• _Your objective_:
Copy out each line of the data holding "JSON".

• _Data lines_:
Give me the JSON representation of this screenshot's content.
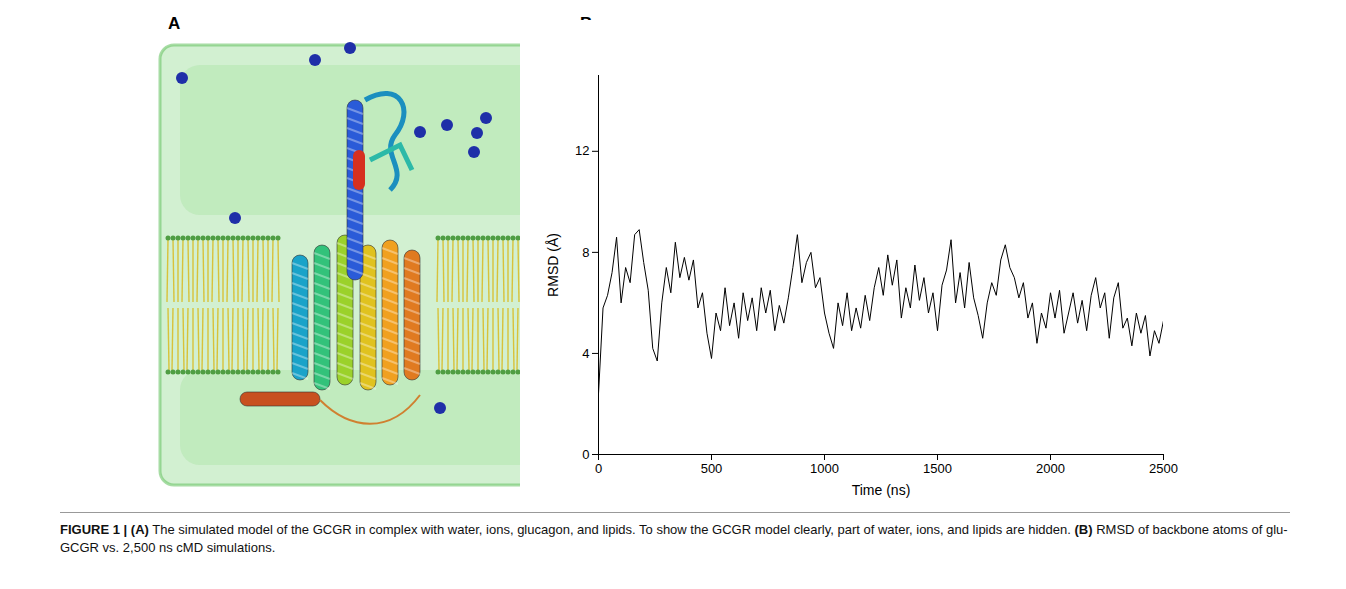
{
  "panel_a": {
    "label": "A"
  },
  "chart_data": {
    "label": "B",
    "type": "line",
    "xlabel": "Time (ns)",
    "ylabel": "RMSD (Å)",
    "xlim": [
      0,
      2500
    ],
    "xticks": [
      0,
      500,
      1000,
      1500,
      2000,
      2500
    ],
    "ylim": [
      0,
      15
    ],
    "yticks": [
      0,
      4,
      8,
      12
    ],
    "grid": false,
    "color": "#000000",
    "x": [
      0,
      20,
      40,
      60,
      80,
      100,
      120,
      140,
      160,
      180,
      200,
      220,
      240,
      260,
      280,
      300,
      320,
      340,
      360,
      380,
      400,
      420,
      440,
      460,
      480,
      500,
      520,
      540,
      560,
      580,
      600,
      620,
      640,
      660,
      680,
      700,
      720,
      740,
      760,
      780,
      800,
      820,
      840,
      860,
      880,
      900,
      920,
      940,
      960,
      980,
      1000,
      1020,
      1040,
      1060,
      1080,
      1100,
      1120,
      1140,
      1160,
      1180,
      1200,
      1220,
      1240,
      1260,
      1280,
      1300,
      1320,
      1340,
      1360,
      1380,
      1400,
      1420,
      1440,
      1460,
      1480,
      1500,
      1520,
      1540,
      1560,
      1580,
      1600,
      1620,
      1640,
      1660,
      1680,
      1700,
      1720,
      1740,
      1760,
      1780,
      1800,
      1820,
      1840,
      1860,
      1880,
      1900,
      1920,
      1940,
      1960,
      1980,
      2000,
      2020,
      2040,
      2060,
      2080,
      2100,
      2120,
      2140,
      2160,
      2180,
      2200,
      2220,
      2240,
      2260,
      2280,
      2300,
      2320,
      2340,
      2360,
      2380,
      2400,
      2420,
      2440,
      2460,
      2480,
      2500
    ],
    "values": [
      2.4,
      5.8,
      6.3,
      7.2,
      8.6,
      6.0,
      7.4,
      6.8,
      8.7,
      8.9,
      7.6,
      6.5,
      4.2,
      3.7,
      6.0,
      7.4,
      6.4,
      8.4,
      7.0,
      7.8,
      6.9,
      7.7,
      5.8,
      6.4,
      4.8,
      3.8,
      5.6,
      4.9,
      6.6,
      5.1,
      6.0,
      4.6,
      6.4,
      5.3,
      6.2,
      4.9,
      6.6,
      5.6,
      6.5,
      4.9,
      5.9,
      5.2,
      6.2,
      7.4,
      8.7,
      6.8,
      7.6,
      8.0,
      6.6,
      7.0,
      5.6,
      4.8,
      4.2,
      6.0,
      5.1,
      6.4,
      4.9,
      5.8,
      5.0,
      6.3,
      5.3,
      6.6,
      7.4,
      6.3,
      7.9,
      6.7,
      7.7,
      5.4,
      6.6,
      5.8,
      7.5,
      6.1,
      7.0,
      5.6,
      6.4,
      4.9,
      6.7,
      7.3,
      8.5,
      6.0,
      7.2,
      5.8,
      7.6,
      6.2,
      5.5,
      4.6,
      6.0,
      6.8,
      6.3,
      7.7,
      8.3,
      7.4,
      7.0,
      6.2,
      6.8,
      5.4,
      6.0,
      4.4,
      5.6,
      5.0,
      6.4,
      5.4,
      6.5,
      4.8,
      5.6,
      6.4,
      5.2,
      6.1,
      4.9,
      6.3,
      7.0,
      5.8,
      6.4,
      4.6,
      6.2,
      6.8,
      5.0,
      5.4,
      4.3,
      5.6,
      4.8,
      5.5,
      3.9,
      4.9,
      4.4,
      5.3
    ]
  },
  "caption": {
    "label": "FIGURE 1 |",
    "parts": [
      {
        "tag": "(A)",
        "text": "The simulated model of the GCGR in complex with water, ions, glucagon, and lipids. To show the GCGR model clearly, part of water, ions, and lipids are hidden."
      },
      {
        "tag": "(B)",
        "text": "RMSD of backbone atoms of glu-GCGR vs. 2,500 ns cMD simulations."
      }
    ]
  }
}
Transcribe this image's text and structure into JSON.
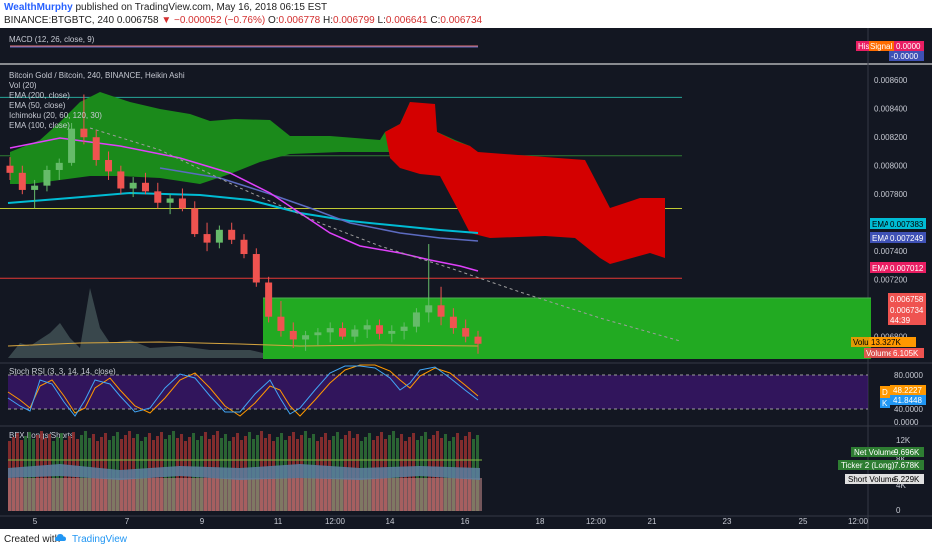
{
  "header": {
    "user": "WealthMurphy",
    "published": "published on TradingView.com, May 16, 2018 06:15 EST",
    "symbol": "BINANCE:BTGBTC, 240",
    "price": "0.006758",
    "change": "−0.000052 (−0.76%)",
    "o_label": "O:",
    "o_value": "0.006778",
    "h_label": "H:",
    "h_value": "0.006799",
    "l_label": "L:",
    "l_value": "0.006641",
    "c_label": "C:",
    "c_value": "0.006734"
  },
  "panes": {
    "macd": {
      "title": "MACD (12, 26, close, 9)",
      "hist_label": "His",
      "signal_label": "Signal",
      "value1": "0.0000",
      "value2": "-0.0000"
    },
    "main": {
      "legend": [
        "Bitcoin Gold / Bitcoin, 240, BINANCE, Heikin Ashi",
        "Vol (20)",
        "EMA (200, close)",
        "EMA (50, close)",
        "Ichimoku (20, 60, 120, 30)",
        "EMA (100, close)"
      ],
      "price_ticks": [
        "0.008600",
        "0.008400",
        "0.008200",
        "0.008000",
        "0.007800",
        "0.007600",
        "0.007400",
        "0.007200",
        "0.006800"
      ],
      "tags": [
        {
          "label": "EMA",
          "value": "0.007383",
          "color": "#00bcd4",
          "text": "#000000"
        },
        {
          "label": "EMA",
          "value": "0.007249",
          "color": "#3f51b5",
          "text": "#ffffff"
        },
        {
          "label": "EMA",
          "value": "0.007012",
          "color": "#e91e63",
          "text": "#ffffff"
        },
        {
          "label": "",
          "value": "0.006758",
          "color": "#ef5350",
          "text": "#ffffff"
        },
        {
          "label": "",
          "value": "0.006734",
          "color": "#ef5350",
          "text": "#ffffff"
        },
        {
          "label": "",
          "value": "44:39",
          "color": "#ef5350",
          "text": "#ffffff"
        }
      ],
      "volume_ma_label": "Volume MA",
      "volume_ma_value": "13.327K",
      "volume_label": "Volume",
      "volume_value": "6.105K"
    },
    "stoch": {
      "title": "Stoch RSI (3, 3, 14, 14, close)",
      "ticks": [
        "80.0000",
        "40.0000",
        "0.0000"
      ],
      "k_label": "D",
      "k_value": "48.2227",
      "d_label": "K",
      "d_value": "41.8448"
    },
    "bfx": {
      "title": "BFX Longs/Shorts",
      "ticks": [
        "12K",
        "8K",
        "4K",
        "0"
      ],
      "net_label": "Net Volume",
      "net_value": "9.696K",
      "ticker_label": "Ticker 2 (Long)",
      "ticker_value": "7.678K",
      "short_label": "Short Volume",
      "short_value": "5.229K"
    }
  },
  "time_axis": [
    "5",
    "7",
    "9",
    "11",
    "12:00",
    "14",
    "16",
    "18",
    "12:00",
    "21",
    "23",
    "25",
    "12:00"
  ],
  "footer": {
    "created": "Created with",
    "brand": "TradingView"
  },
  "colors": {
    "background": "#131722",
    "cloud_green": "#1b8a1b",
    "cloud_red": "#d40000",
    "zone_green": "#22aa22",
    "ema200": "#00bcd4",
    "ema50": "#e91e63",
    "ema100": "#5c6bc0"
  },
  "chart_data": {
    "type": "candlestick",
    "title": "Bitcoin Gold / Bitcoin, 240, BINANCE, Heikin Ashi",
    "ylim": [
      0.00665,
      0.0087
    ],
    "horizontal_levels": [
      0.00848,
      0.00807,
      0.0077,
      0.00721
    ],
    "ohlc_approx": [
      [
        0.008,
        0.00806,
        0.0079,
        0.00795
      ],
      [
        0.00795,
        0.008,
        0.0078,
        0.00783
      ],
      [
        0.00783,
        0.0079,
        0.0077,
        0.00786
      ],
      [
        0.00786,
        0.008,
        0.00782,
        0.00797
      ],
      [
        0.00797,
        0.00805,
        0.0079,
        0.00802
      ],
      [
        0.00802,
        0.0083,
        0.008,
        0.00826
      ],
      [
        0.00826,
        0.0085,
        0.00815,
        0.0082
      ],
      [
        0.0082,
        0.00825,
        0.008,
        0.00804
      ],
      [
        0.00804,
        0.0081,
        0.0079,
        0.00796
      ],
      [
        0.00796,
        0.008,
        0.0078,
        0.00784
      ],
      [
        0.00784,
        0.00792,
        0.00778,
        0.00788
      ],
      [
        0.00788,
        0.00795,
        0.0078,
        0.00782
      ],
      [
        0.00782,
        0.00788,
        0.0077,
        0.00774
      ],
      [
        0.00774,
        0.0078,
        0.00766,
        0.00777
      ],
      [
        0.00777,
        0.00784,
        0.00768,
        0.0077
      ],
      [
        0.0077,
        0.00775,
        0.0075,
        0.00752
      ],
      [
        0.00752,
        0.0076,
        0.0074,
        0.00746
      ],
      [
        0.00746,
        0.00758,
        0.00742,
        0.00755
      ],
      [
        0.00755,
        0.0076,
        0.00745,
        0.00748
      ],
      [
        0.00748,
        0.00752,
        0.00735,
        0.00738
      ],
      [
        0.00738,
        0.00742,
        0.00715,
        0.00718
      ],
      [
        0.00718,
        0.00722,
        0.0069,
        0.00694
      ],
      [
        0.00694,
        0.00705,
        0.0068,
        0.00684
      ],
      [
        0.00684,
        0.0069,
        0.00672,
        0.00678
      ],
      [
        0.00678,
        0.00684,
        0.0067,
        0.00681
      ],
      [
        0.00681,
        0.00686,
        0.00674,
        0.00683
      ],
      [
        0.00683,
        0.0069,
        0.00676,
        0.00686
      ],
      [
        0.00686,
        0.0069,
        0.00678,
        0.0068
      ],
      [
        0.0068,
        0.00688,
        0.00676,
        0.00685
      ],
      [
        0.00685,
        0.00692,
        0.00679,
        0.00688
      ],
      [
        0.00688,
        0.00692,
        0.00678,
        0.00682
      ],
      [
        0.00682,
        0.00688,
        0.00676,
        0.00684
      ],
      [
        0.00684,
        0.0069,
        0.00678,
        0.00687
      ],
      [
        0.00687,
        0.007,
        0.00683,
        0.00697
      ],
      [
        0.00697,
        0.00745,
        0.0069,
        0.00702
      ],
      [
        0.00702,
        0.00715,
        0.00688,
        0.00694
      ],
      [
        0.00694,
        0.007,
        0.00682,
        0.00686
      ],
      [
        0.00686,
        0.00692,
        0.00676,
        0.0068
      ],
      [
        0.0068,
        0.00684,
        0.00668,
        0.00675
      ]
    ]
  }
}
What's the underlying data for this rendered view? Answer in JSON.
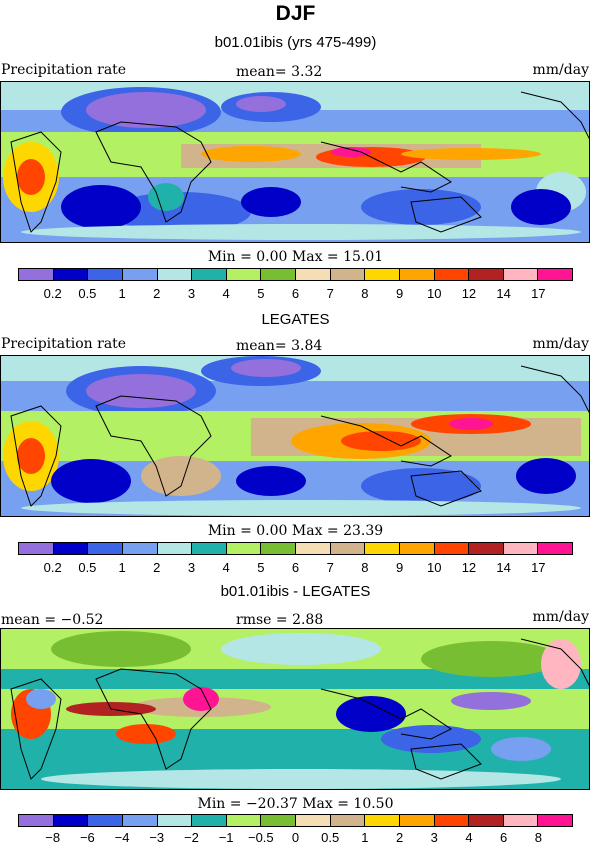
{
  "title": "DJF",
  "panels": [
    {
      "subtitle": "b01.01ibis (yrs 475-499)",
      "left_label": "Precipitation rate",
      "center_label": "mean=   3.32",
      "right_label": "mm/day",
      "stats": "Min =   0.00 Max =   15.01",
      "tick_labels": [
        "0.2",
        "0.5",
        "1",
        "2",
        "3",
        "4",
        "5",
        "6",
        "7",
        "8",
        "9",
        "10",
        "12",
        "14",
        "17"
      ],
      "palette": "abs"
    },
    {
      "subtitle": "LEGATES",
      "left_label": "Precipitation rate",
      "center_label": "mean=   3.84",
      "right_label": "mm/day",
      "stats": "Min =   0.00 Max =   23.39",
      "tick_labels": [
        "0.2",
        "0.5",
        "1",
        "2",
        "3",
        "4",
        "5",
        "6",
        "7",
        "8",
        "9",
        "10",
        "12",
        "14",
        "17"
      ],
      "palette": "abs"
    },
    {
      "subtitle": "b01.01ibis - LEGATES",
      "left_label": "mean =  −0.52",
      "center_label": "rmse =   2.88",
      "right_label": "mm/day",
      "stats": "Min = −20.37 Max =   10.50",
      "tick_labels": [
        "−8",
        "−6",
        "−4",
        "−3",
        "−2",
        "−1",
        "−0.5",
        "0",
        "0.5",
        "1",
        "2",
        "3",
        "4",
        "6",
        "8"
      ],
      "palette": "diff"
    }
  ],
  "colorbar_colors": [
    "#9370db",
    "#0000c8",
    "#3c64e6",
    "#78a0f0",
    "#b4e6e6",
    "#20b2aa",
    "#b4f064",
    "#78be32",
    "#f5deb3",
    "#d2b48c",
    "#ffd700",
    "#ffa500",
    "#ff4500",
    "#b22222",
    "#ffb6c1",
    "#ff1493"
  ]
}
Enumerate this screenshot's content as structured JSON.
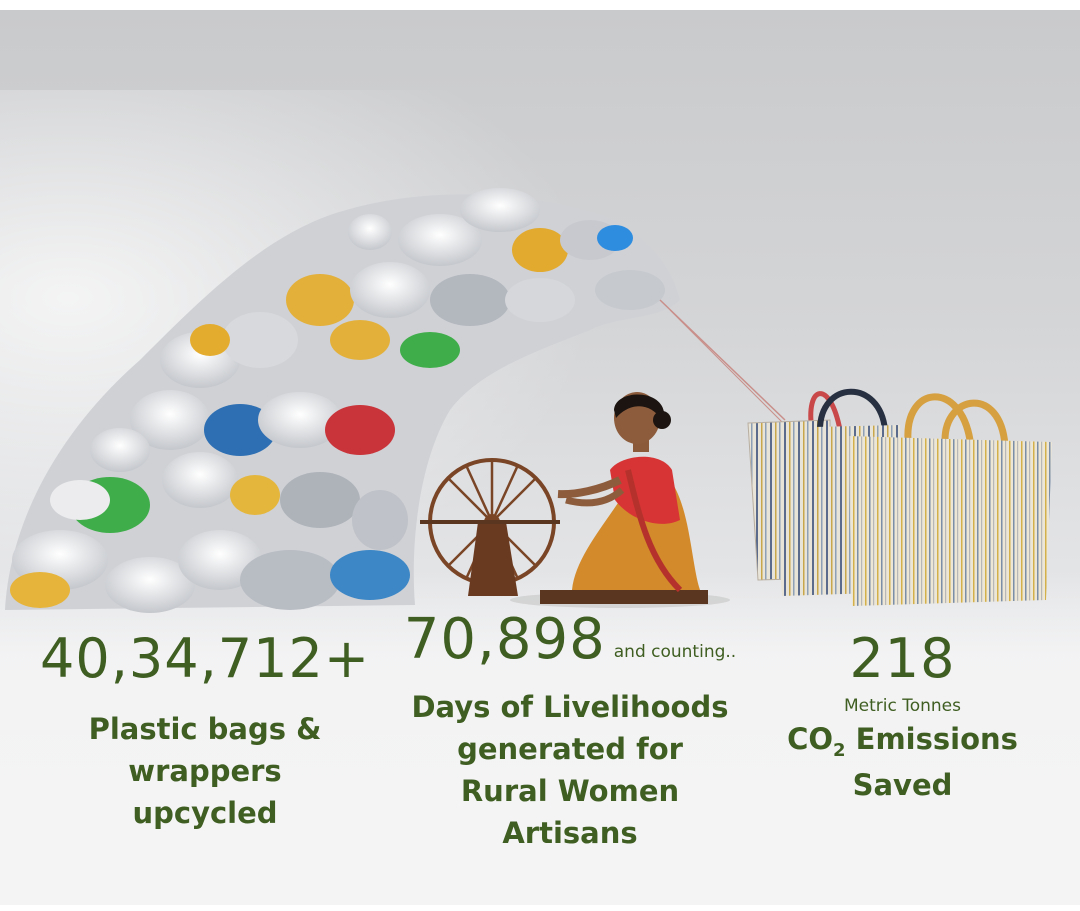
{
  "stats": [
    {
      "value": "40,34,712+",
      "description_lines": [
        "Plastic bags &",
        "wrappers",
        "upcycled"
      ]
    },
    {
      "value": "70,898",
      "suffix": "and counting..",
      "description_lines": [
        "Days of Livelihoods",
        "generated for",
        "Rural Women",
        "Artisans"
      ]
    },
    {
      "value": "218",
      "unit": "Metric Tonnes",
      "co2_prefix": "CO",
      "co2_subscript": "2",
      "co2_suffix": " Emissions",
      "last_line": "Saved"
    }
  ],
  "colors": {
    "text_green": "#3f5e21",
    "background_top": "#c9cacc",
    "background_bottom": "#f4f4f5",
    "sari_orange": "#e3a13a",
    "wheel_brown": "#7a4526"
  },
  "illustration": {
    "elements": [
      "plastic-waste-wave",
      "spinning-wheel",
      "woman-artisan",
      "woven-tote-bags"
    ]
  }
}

• _Response to the task_:
Give me the JSON representation of this screenshot's content.
Transcribe this image's text and structure into JSON.
What's the underlying data for this rendered view? Answer in JSON.
Enumerate this screenshot's content as structured JSON.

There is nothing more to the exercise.